§ **WHAT NEEDS TO BE DONE**: Scan the entries below. List each line with "Profile".

(Records about charts and figures)

* begin *

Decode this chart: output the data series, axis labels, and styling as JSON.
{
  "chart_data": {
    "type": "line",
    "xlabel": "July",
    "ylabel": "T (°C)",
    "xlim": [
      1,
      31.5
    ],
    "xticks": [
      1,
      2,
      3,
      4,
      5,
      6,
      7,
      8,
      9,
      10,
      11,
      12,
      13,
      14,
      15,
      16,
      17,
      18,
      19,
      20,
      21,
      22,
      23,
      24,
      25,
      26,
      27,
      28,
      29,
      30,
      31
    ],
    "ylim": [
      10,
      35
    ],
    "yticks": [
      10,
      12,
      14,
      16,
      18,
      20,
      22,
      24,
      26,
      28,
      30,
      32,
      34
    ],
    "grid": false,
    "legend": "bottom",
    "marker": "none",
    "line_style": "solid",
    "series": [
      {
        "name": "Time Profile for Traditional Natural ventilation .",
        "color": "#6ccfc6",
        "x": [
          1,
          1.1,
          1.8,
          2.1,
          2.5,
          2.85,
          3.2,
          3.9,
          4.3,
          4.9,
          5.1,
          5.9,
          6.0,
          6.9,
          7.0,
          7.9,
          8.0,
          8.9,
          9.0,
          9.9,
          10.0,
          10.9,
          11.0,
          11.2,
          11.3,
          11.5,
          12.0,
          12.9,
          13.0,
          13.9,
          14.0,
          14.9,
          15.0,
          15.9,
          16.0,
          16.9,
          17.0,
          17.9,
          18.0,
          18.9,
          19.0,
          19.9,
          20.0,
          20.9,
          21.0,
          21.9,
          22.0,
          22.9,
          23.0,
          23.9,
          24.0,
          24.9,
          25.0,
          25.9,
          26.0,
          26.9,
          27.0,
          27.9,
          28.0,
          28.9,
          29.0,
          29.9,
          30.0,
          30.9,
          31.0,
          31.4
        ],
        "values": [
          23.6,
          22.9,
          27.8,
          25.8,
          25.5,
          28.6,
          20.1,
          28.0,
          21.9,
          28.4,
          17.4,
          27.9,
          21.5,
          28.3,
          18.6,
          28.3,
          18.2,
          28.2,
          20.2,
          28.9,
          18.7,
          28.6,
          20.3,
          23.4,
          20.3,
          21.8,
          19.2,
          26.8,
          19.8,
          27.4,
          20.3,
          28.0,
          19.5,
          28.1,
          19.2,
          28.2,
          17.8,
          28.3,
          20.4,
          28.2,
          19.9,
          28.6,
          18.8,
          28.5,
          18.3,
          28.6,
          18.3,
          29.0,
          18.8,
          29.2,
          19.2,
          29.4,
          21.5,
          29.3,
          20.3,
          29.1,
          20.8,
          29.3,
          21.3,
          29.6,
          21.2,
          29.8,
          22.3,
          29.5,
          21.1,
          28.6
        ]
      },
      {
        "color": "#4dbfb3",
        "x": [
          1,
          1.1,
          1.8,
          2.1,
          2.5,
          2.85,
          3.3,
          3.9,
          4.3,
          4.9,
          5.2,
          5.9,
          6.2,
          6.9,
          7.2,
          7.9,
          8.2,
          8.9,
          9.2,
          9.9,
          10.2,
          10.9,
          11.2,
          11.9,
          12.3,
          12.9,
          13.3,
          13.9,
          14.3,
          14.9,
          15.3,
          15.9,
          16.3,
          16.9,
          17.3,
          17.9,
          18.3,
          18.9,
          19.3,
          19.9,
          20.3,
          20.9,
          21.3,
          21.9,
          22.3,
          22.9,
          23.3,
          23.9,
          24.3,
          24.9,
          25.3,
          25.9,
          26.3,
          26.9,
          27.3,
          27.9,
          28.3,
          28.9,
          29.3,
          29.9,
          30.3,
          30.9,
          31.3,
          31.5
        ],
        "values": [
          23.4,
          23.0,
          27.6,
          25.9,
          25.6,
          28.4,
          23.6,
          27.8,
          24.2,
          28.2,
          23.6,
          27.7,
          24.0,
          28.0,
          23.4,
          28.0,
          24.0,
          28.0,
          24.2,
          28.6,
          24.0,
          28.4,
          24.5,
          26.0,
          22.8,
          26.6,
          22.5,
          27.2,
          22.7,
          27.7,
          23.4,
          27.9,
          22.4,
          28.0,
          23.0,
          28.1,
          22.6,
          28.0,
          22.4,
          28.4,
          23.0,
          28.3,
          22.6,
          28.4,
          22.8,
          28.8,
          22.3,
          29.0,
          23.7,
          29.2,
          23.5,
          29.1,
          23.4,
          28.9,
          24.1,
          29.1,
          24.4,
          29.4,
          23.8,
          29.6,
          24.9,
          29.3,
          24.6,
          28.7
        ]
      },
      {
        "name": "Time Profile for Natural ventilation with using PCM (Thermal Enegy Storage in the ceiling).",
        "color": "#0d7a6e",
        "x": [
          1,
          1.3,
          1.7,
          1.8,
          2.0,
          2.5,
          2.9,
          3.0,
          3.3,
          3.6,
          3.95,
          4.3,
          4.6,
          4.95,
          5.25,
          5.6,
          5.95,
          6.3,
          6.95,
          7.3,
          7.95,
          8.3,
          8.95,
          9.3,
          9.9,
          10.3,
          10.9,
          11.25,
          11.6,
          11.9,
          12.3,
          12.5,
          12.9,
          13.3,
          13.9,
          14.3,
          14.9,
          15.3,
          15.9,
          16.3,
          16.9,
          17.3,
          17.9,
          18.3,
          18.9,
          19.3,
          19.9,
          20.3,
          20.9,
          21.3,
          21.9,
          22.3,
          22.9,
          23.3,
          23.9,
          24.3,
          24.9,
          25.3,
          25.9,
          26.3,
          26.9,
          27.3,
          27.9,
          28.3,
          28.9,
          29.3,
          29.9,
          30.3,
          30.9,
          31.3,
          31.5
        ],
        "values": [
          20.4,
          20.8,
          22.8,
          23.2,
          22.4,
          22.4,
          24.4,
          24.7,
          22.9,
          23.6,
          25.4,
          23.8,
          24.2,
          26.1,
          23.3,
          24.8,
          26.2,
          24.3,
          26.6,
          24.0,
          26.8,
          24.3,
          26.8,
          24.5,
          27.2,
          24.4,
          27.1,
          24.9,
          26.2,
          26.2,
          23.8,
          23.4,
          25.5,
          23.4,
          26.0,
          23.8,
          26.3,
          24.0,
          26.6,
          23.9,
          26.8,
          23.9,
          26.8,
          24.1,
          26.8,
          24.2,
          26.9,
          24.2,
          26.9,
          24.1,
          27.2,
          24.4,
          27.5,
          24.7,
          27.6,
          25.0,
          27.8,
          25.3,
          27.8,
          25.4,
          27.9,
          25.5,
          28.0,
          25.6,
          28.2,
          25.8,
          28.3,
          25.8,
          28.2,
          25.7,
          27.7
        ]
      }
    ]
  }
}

* end *

§ **RESULT OF THE EXERCISE**:
        "name": "Time Profile for Traditional Natural ventilation .",
        "name": "Time Profile for Natural ventilation with using PCM (Thermal Enegy Storage in the ceiling).",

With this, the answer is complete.